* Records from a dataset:
----

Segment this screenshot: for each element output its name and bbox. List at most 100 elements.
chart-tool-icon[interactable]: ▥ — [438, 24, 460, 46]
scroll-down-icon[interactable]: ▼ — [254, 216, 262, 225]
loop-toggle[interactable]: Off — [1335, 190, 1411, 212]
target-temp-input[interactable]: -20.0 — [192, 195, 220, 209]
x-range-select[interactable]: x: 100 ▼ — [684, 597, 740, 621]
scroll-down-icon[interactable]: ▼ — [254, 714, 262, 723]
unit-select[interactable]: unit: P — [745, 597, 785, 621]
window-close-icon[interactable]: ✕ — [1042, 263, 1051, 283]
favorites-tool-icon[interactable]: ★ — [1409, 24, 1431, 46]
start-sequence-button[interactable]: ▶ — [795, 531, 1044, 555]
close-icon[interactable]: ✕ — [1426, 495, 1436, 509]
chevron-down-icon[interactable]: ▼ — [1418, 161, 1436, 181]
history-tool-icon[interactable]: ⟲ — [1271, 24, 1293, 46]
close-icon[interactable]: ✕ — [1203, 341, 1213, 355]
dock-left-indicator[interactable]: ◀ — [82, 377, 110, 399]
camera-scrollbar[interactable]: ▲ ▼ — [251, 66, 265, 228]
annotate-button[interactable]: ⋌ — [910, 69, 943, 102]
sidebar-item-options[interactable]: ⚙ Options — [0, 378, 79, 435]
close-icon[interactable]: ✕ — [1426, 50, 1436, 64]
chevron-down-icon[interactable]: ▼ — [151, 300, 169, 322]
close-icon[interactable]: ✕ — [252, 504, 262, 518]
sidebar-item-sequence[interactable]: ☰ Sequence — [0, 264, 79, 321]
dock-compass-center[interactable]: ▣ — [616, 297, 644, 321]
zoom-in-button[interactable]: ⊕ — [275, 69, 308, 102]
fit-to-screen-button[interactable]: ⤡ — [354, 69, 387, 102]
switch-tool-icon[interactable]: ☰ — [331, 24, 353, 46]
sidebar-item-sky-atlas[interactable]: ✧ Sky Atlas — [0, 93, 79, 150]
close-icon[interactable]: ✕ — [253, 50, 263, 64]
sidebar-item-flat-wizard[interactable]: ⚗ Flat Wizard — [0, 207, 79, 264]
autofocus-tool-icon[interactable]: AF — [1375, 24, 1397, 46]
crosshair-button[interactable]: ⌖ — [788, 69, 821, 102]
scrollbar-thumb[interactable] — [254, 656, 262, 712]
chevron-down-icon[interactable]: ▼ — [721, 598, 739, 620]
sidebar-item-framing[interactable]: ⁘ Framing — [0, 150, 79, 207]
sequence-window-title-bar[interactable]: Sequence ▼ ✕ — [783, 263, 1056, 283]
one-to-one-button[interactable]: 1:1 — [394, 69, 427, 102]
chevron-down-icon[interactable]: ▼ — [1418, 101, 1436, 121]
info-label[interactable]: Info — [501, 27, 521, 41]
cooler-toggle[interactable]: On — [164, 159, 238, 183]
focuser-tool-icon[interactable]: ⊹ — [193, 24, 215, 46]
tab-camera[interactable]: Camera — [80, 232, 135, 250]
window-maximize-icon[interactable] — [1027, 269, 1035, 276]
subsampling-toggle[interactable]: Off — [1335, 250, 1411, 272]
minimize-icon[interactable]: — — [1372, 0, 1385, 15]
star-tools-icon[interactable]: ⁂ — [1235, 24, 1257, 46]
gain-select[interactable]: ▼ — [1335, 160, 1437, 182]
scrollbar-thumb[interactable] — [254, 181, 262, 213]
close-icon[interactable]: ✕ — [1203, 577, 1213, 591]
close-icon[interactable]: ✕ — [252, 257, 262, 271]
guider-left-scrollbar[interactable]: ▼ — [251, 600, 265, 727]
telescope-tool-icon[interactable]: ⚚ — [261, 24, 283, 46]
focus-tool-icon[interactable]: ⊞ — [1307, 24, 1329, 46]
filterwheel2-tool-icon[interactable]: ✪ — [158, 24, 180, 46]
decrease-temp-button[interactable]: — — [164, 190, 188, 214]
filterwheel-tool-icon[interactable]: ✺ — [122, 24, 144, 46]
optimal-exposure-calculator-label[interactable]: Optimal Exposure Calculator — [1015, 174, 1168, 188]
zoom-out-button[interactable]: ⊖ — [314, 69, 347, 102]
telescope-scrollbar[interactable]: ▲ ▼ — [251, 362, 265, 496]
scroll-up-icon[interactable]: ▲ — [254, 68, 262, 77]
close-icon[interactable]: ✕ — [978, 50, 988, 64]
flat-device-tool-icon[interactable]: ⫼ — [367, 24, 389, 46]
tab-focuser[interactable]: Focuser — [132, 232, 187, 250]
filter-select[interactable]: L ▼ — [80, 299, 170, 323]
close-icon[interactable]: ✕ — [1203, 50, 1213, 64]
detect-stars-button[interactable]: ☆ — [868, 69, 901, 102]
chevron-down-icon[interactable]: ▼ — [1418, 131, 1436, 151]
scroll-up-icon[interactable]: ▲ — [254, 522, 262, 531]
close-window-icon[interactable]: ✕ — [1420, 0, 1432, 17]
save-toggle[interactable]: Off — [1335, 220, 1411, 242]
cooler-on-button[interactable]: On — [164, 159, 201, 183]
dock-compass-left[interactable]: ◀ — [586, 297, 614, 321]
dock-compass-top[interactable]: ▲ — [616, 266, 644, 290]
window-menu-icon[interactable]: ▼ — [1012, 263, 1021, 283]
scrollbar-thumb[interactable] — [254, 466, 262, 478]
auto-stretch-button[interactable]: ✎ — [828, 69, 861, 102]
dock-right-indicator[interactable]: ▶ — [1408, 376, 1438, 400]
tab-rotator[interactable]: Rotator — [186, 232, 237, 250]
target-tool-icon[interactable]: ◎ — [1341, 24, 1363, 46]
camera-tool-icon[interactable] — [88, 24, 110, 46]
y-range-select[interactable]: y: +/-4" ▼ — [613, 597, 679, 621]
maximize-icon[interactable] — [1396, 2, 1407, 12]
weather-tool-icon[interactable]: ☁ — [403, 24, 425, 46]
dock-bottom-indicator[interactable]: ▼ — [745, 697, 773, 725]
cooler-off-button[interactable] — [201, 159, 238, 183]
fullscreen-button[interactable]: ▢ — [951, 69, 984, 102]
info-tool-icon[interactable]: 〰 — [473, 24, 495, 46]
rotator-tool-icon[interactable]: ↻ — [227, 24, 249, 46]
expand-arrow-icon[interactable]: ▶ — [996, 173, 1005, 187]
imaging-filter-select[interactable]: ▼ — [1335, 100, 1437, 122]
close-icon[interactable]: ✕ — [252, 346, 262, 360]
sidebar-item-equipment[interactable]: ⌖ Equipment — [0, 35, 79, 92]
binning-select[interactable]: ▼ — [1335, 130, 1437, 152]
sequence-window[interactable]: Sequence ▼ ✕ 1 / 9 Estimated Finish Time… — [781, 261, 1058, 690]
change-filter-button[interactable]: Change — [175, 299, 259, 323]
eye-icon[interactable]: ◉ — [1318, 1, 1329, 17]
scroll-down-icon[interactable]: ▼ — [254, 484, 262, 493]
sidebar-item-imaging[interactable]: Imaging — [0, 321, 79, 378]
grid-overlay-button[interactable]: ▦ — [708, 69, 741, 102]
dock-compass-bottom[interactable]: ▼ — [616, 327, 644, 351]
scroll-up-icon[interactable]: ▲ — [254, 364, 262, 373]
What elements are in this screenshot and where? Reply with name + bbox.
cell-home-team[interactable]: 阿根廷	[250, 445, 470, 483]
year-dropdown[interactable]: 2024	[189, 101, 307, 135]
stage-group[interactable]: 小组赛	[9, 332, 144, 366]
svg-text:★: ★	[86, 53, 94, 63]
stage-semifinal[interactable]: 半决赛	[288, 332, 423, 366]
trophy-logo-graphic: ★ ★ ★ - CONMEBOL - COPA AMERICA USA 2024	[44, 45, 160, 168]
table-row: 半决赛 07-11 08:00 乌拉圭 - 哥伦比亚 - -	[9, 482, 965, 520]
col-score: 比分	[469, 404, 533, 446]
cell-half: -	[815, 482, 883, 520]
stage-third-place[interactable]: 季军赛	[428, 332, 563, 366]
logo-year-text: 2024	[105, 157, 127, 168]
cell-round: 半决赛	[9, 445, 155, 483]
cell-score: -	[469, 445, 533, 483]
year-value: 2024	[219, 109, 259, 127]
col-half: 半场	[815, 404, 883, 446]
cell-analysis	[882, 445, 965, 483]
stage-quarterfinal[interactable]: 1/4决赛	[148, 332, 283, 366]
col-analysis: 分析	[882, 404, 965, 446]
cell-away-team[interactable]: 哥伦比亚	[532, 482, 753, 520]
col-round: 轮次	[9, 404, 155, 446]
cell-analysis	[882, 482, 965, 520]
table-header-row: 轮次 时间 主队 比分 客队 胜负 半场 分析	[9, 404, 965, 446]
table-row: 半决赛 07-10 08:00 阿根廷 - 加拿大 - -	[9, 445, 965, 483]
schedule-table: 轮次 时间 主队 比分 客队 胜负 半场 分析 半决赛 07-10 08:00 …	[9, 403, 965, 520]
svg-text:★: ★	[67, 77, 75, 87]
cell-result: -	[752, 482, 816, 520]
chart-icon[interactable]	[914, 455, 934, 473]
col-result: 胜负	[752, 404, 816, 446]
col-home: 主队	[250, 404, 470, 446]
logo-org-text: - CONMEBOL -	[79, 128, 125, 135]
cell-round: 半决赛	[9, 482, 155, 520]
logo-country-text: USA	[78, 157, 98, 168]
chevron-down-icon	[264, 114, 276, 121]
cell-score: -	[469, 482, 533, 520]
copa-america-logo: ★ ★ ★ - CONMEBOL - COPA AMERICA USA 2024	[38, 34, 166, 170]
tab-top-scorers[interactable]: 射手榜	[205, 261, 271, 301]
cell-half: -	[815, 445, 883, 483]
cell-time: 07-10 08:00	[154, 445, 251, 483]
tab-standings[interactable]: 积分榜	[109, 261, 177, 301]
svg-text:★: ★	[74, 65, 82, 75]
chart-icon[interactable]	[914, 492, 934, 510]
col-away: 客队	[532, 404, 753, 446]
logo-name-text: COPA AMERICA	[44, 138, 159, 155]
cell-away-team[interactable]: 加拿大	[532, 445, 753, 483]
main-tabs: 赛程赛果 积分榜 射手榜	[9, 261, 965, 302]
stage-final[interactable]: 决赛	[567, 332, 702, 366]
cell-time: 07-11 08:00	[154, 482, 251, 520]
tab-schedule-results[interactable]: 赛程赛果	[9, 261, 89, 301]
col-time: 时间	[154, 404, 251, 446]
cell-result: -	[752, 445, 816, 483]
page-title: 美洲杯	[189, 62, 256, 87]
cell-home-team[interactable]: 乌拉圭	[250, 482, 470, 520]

----

* Exercise: Duplicate everything in the listing from its first line down to the line containing "chevron-down-icon[interactable]: ▼ — [1418, 161, 1436, 181]", with both ends included.

* Response for this exercise:
Segment this screenshot: for each element output its name and bbox. List at most 100 elements.
chart-tool-icon[interactable]: ▥ — [438, 24, 460, 46]
scroll-down-icon[interactable]: ▼ — [254, 216, 262, 225]
loop-toggle[interactable]: Off — [1335, 190, 1411, 212]
target-temp-input[interactable]: -20.0 — [192, 195, 220, 209]
x-range-select[interactable]: x: 100 ▼ — [684, 597, 740, 621]
scroll-down-icon[interactable]: ▼ — [254, 714, 262, 723]
unit-select[interactable]: unit: P — [745, 597, 785, 621]
window-close-icon[interactable]: ✕ — [1042, 263, 1051, 283]
favorites-tool-icon[interactable]: ★ — [1409, 24, 1431, 46]
start-sequence-button[interactable]: ▶ — [795, 531, 1044, 555]
close-icon[interactable]: ✕ — [1426, 495, 1436, 509]
chevron-down-icon[interactable]: ▼ — [1418, 161, 1436, 181]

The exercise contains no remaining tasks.